RECORD EXTRACTS =
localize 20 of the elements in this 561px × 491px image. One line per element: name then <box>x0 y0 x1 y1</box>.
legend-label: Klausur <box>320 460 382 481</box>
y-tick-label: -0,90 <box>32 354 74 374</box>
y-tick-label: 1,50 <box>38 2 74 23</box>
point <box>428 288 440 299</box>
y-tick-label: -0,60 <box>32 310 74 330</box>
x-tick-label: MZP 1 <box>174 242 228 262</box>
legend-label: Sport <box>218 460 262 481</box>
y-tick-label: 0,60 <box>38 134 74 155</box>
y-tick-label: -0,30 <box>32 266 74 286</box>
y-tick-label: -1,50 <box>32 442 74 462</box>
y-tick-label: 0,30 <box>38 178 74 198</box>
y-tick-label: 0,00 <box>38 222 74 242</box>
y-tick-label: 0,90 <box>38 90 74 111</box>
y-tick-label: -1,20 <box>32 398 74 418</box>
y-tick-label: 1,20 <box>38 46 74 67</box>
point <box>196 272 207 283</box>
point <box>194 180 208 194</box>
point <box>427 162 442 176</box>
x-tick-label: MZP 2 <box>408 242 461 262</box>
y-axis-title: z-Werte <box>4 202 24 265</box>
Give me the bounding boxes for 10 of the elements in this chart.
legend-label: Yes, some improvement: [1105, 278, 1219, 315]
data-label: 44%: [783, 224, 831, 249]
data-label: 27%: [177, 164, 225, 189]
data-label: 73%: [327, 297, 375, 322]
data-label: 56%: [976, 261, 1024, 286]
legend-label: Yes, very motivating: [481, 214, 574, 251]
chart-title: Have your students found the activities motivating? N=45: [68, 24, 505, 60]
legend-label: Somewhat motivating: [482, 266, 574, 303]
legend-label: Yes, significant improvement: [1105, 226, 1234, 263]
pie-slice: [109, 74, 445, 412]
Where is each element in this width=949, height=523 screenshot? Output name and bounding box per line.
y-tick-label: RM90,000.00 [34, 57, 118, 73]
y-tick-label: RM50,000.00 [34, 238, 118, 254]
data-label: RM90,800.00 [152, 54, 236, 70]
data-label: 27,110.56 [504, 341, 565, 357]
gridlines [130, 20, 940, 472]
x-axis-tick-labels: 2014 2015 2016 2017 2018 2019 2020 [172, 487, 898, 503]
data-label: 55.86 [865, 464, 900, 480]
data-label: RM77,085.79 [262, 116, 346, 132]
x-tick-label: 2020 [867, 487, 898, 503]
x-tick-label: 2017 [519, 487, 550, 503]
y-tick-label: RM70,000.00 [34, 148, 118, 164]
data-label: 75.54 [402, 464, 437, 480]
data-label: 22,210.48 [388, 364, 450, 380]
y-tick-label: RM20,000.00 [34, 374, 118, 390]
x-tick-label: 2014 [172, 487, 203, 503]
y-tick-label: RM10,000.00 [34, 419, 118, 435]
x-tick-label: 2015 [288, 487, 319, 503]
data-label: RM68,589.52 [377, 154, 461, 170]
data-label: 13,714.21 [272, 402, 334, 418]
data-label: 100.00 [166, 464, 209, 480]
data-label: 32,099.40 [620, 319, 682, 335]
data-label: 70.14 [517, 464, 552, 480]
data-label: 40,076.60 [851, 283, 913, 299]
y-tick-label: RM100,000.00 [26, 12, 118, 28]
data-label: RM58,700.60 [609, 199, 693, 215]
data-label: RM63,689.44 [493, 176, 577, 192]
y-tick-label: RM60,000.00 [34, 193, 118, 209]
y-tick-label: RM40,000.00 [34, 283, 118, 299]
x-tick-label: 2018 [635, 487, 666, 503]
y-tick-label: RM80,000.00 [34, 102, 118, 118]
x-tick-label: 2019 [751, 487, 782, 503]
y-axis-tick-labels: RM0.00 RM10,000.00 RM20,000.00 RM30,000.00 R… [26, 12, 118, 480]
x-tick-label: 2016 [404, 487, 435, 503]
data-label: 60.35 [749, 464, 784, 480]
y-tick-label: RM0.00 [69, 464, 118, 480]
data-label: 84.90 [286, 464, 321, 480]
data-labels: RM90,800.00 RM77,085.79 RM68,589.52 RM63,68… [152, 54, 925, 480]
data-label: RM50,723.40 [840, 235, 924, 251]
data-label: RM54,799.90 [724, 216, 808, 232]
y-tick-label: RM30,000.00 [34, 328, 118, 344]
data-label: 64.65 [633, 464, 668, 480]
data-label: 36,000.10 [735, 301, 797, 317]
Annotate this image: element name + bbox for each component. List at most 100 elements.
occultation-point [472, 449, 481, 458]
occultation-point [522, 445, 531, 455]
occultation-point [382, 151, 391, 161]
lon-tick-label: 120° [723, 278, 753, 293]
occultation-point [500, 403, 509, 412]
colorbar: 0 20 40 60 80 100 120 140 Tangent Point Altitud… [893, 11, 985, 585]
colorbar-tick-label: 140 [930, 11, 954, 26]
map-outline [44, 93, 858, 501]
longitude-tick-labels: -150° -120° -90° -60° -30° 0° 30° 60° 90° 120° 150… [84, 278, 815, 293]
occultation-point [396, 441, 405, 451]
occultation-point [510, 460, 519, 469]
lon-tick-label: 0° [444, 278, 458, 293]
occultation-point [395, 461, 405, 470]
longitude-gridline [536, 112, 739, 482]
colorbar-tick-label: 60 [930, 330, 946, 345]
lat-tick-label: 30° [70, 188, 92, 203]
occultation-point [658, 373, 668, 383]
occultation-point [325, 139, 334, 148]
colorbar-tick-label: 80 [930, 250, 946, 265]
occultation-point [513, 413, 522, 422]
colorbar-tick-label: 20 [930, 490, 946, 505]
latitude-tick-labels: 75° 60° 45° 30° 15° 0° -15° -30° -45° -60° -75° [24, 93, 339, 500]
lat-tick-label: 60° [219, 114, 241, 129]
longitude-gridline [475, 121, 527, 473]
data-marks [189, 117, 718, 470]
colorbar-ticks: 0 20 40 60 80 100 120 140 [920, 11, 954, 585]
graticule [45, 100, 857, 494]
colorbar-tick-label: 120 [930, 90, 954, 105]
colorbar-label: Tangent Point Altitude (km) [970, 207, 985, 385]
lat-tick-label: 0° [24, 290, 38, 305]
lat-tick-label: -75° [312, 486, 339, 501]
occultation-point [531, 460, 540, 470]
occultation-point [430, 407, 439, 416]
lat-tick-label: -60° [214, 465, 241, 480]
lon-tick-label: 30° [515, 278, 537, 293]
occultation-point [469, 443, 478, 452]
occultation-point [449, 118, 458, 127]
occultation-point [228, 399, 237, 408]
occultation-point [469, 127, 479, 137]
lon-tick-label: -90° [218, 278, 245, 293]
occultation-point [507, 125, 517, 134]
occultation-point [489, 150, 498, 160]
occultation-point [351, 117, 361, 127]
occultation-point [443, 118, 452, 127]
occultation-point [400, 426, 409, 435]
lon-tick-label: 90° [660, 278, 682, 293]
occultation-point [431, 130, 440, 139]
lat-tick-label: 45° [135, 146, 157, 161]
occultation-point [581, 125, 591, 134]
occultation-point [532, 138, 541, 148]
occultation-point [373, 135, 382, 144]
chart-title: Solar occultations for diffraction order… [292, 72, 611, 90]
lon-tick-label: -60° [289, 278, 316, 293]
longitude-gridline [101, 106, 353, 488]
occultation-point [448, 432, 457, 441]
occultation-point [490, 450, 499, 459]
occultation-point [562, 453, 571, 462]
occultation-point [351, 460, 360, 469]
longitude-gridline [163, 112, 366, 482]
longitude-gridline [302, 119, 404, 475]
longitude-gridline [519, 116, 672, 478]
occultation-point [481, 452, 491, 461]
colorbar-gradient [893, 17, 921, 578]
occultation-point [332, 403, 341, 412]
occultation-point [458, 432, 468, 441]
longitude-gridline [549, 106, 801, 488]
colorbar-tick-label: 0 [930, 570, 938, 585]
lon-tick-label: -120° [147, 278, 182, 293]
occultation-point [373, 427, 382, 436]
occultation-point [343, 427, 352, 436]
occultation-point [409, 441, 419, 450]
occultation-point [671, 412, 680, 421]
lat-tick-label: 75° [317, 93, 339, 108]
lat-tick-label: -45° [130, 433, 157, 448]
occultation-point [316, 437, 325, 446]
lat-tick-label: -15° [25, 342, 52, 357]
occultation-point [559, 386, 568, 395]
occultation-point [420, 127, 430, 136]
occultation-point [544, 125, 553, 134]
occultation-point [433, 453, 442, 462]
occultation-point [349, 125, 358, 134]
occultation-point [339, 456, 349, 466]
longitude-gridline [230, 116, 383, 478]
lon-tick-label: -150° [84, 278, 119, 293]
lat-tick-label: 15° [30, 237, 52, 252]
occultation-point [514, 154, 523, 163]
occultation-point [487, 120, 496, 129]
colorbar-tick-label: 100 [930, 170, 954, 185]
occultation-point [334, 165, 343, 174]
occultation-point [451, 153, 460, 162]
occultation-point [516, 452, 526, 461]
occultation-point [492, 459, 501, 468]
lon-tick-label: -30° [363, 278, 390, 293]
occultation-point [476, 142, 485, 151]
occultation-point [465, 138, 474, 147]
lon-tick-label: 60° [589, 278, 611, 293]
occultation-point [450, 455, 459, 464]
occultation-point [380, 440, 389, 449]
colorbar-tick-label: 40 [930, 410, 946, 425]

GIVEN REQUEST =
Return the items above verbatim, beginning with the first line and ending with the line that contains "legend-label: Sport <box>218", including both of those lines.

EXERCISE RESULT =
localize 20 of the elements in this 561px × 491px image. One line per element: name then <box>x0 y0 x1 y1</box>.
legend-label: Klausur <box>320 460 382 481</box>
y-tick-label: -0,90 <box>32 354 74 374</box>
y-tick-label: 1,50 <box>38 2 74 23</box>
point <box>428 288 440 299</box>
y-tick-label: -0,60 <box>32 310 74 330</box>
x-tick-label: MZP 1 <box>174 242 228 262</box>
legend-label: Sport <box>218 460 262 481</box>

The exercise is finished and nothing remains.